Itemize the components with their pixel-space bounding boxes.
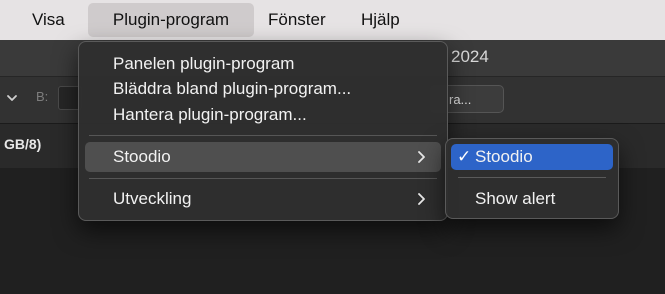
plugin-program-menu: Panelen plugin-program Bläddra bland plu…	[78, 41, 448, 221]
menu-hjalp[interactable]: Hjälp	[361, 0, 400, 40]
submenu-separator	[458, 177, 606, 178]
menu-item-bladdra-plugin-program[interactable]: Bläddra bland plugin-program...	[113, 78, 351, 100]
menu-visa[interactable]: Visa	[32, 0, 65, 40]
menu-item-stoodio[interactable]: Stoodio	[113, 146, 171, 168]
menu-item-panelen-plugin-program[interactable]: Panelen plugin-program	[113, 53, 294, 75]
menu-item-hantera-plugin-program[interactable]: Hantera plugin-program...	[113, 104, 307, 126]
checkmark-icon: ✓	[457, 147, 472, 166]
menu-fonster[interactable]: Fönster	[268, 0, 326, 40]
document-tab-label[interactable]: GB/8)	[4, 136, 41, 152]
menu-separator	[89, 178, 437, 179]
submenu-item-show-alert[interactable]: Show alert	[475, 188, 555, 210]
options-field-label: B:	[36, 89, 49, 104]
chevron-right-icon	[416, 146, 428, 168]
document-title-fragment: 2024	[451, 47, 489, 66]
chevron-right-icon	[416, 188, 428, 210]
menu-item-utveckling[interactable]: Utveckling	[113, 188, 191, 210]
menu-plugin-program[interactable]: Plugin-program	[88, 3, 254, 37]
submenu-item-stoodio[interactable]: Stoodio	[475, 146, 533, 168]
chevron-down-icon[interactable]	[6, 88, 22, 108]
menu-separator	[89, 135, 437, 136]
menu-bar: Visa Plugin-program Fönster Hjälp	[0, 0, 665, 40]
stoodio-submenu: ✓ Stoodio Show alert	[445, 138, 619, 219]
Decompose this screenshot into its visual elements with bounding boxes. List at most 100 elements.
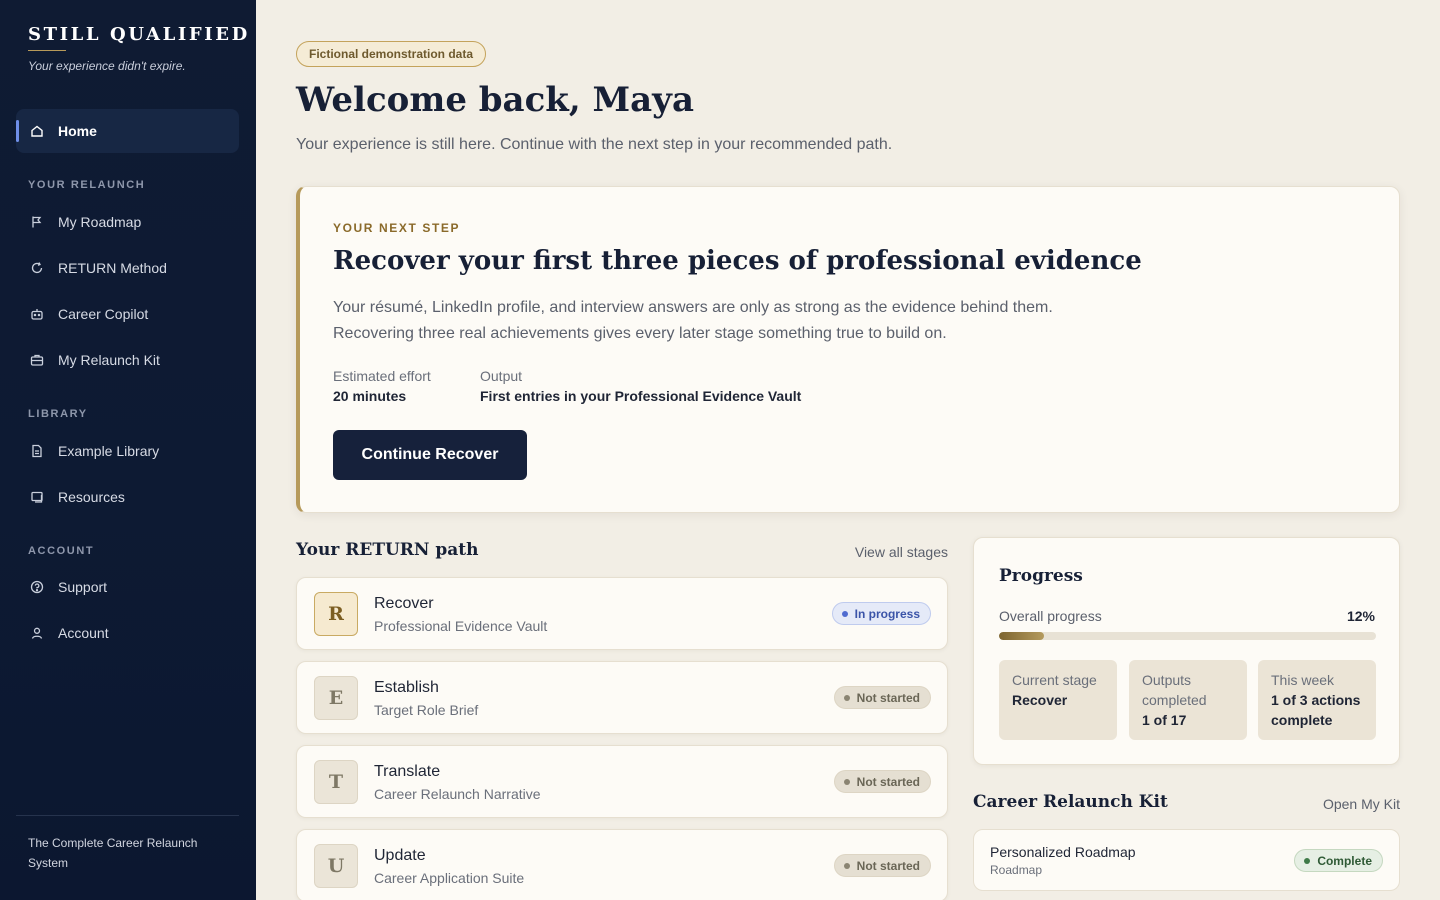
briefcase-icon — [30, 353, 44, 367]
effort-value: 20 minutes — [333, 388, 407, 404]
progress-bar-fill — [999, 632, 1045, 640]
kit-item-type: Roadmap — [990, 863, 1043, 877]
sidebar-item-my-relaunch-kit[interactable]: My Relaunch Kit — [16, 341, 239, 379]
status-dot-icon — [843, 778, 850, 785]
stage-name: Translate — [374, 763, 441, 780]
kit-item-personalized-roadmap[interactable]: Personalized Roadmap Roadmap Complete — [973, 829, 1400, 891]
demo-data-badge: Fictional demonstration data — [296, 41, 487, 67]
status-badge-label: Not started — [856, 690, 920, 705]
stat-value: 1 of 17 — [1142, 712, 1187, 728]
robot-icon — [30, 307, 44, 321]
stage-letter: T — [314, 760, 358, 804]
status-dot-icon — [841, 610, 848, 617]
stage-letter: R — [314, 592, 358, 636]
sidebar-item-label: Career Copilot — [58, 306, 149, 322]
status-badge: Not started — [833, 854, 931, 877]
next-step-card: YOUR NEXT STEP Recover your first three … — [296, 186, 1400, 513]
progress-bar — [999, 632, 1376, 640]
sidebar-item-return-method[interactable]: RETURN Method — [16, 249, 239, 287]
stage-card-recover[interactable]: R Recover Professional Evidence Vault In… — [296, 577, 948, 650]
sidebar-item-label: My Roadmap — [58, 214, 142, 230]
sidebar-item-my-roadmap[interactable]: My Roadmap — [16, 203, 239, 241]
status-dot-icon — [843, 862, 850, 869]
user-icon — [30, 626, 44, 640]
sidebar-item-label: Support — [58, 579, 108, 595]
page-subtitle: Your experience is still here. Continue … — [296, 136, 893, 153]
overall-progress-label: Overall progress — [999, 608, 1102, 624]
next-step-eyebrow: YOUR NEXT STEP — [333, 221, 461, 235]
continue-recover-button[interactable]: Continue Recover — [333, 430, 527, 480]
stage-name: Establish — [374, 679, 439, 696]
sidebar: STILL QUALIFIED Your experience didn't e… — [0, 0, 256, 900]
sidebar-item-label: My Relaunch Kit — [58, 352, 160, 368]
output-label: Output — [480, 368, 523, 384]
return-path-title: Your RETURN path — [296, 540, 479, 560]
kit-item-name: Personalized Roadmap — [990, 844, 1136, 860]
sidebar-item-label: RETURN Method — [58, 260, 167, 276]
relaunch-kit-title: Career Relaunch Kit — [973, 792, 1168, 812]
stage-name: Recover — [374, 595, 434, 612]
brand-rule — [28, 50, 66, 51]
home-icon — [30, 124, 44, 138]
stage-name: Update — [374, 847, 426, 864]
next-step-description: Your résumé, LinkedIn profile, and inter… — [333, 299, 1053, 342]
stat-label: Current stage — [1012, 672, 1097, 688]
status-badge-label: In progress — [854, 606, 920, 621]
progress-title: Progress — [999, 566, 1083, 586]
help-circle-icon — [30, 580, 44, 594]
brand-title: STILL QUALIFIED — [28, 24, 250, 45]
status-badge-label: Not started — [856, 774, 920, 789]
stage-card-translate[interactable]: T Translate Career Relaunch Narrative No… — [296, 745, 948, 818]
roadmap-flag-icon — [30, 215, 44, 229]
sidebar-item-account[interactable]: Account — [16, 614, 239, 652]
status-dot-icon — [843, 694, 850, 701]
sidebar-item-home[interactable]: Home — [16, 109, 239, 153]
next-step-title: Recover your first three pieces of profe… — [333, 246, 1142, 276]
stage-output: Target Role Brief — [374, 702, 479, 718]
overall-progress-value: 12% — [1346, 608, 1375, 624]
stat-value: 1 of 3 actions complete — [1271, 692, 1361, 728]
nav-section-account: ACCOUNT — [28, 545, 95, 557]
sidebar-item-career-copilot[interactable]: Career Copilot — [16, 295, 239, 333]
stat-value: Recover — [1012, 692, 1068, 708]
status-badge-label: Complete — [1317, 853, 1372, 868]
document-icon — [30, 444, 44, 458]
view-all-stages-link[interactable]: View all stages — [855, 544, 948, 560]
sidebar-item-resources[interactable]: Resources — [16, 478, 239, 516]
status-badge: Not started — [833, 686, 931, 709]
status-badge: In progress — [831, 602, 931, 625]
stage-card-update[interactable]: U Update Career Application Suite Not st… — [296, 829, 948, 900]
nav-section-library: LIBRARY — [28, 408, 88, 420]
status-badge-label: Not started — [856, 858, 920, 873]
stat-this-week: This week 1 of 3 actions complete — [1258, 660, 1376, 740]
progress-card: Progress Overall progress 12% Current st… — [973, 537, 1400, 765]
stage-letter: E — [314, 676, 358, 720]
stat-label: This week — [1271, 672, 1335, 688]
stage-output: Career Relaunch Narrative — [374, 786, 541, 802]
book-icon — [30, 490, 44, 504]
status-dot-icon — [1304, 857, 1311, 864]
sidebar-divider — [16, 815, 239, 816]
status-badge: Complete — [1294, 849, 1383, 872]
refresh-icon — [30, 261, 44, 275]
status-badge: Not started — [833, 770, 931, 793]
sidebar-item-label: Home — [58, 123, 97, 139]
brand[interactable]: STILL QUALIFIED Your experience didn't e… — [28, 24, 250, 73]
open-my-kit-link[interactable]: Open My Kit — [1323, 796, 1400, 812]
sidebar-item-label: Example Library — [58, 443, 160, 459]
stat-label: Outputs completed — [1142, 672, 1207, 708]
sidebar-item-label: Resources — [58, 489, 125, 505]
nav-section-your-relaunch: YOUR RELAUNCH — [28, 179, 146, 191]
page-title: Welcome back, Maya — [296, 80, 694, 120]
sidebar-item-label: Account — [58, 625, 109, 641]
sidebar-item-example-library[interactable]: Example Library — [16, 432, 239, 470]
stat-current-stage: Current stage Recover — [999, 660, 1117, 740]
stat-outputs-completed: Outputs completed 1 of 17 — [1129, 660, 1247, 740]
stage-output: Career Application Suite — [374, 870, 525, 886]
stage-card-establish[interactable]: E Establish Target Role Brief Not starte… — [296, 661, 948, 734]
sidebar-item-support[interactable]: Support — [16, 568, 239, 606]
output-value: First entries in your Professional Evide… — [480, 388, 802, 404]
brand-tagline: Your experience didn't expire. — [28, 59, 186, 73]
stage-letter: U — [314, 844, 358, 888]
sidebar-footer: The Complete Career Relaunch System — [28, 836, 198, 870]
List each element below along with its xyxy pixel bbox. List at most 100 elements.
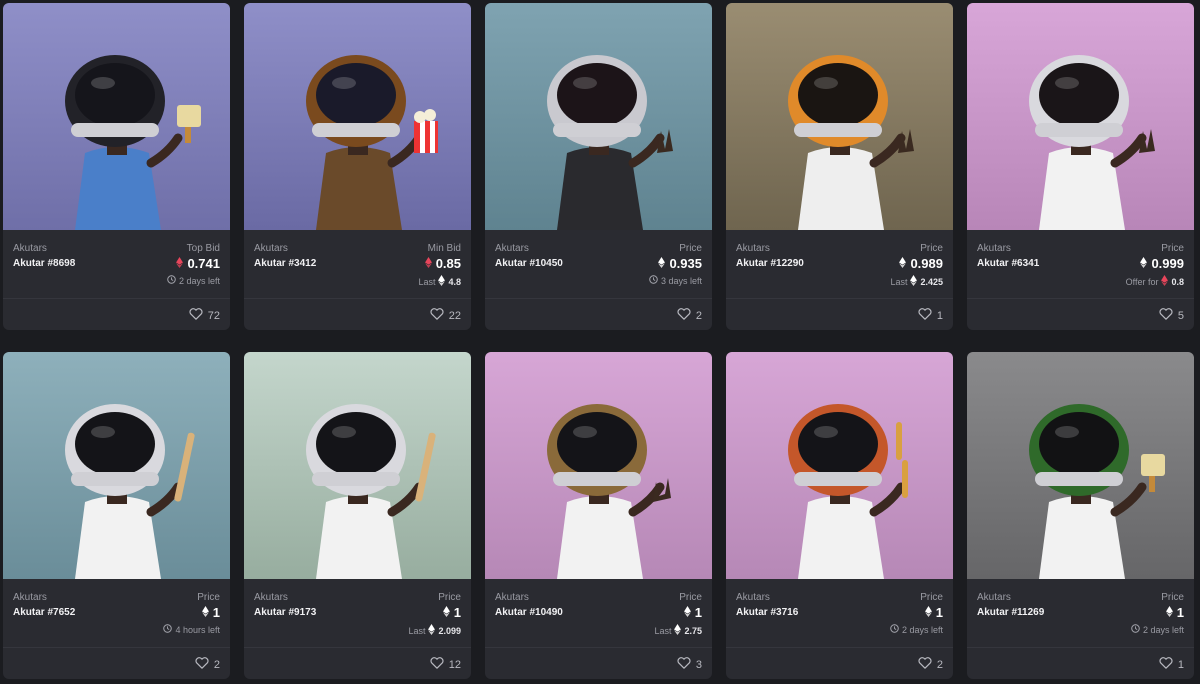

──────

> Exercise
Reproduce the data word for word, from the line containing "plugin-program-menu: Panelen plugin-program" through the line containing "Decompose this screenshot", including both of those lines.

> Finished task
plugin-program-menu: Panelen plugin-program Bläddra bland plu…	[78, 41, 448, 221]
menu-hjalp[interactable]: Hjälp	[361, 0, 400, 40]
submenu-separator	[458, 177, 606, 178]
menu-item-bladdra-plugin-program[interactable]: Bläddra bland plugin-program...	[113, 78, 351, 100]
menu-visa[interactable]: Visa	[32, 0, 65, 40]
menu-item-stoodio[interactable]: Stoodio	[113, 146, 171, 168]
menu-item-panelen-plugin-program[interactable]: Panelen plugin-program	[113, 53, 294, 75]
menu-item-hantera-plugin-program[interactable]: Hantera plugin-program...	[113, 104, 307, 126]
checkmark-icon: ✓	[457, 147, 472, 166]
menu-fonster[interactable]: Fönster	[268, 0, 326, 40]
document-tab-label[interactable]: GB/8)	[4, 136, 41, 152]
menu-separator	[89, 178, 437, 179]
submenu-item-show-alert[interactable]: Show alert	[475, 188, 555, 210]
options-field-label: B:	[36, 89, 49, 104]
chevron-right-icon	[416, 146, 428, 168]
document-title-fragment: 2024	[451, 47, 489, 66]
chevron-right-icon	[416, 188, 428, 210]
menu-item-utveckling[interactable]: Utveckling	[113, 188, 191, 210]
menu-plugin-program[interactable]: Plugin-program	[88, 3, 254, 37]
submenu-item-stoodio[interactable]: Stoodio	[475, 146, 533, 168]
chevron-down-icon[interactable]	[6, 88, 22, 108]
menu-separator	[89, 135, 437, 136]
menu-bar: Visa Plugin-program Fönster Hjälp	[0, 0, 665, 40]
stoodio-submenu: ✓ Stoodio Show alert	[445, 138, 619, 219]
Decompose this screenshot into its visual elements with bounding boxes. List at most 100 elements.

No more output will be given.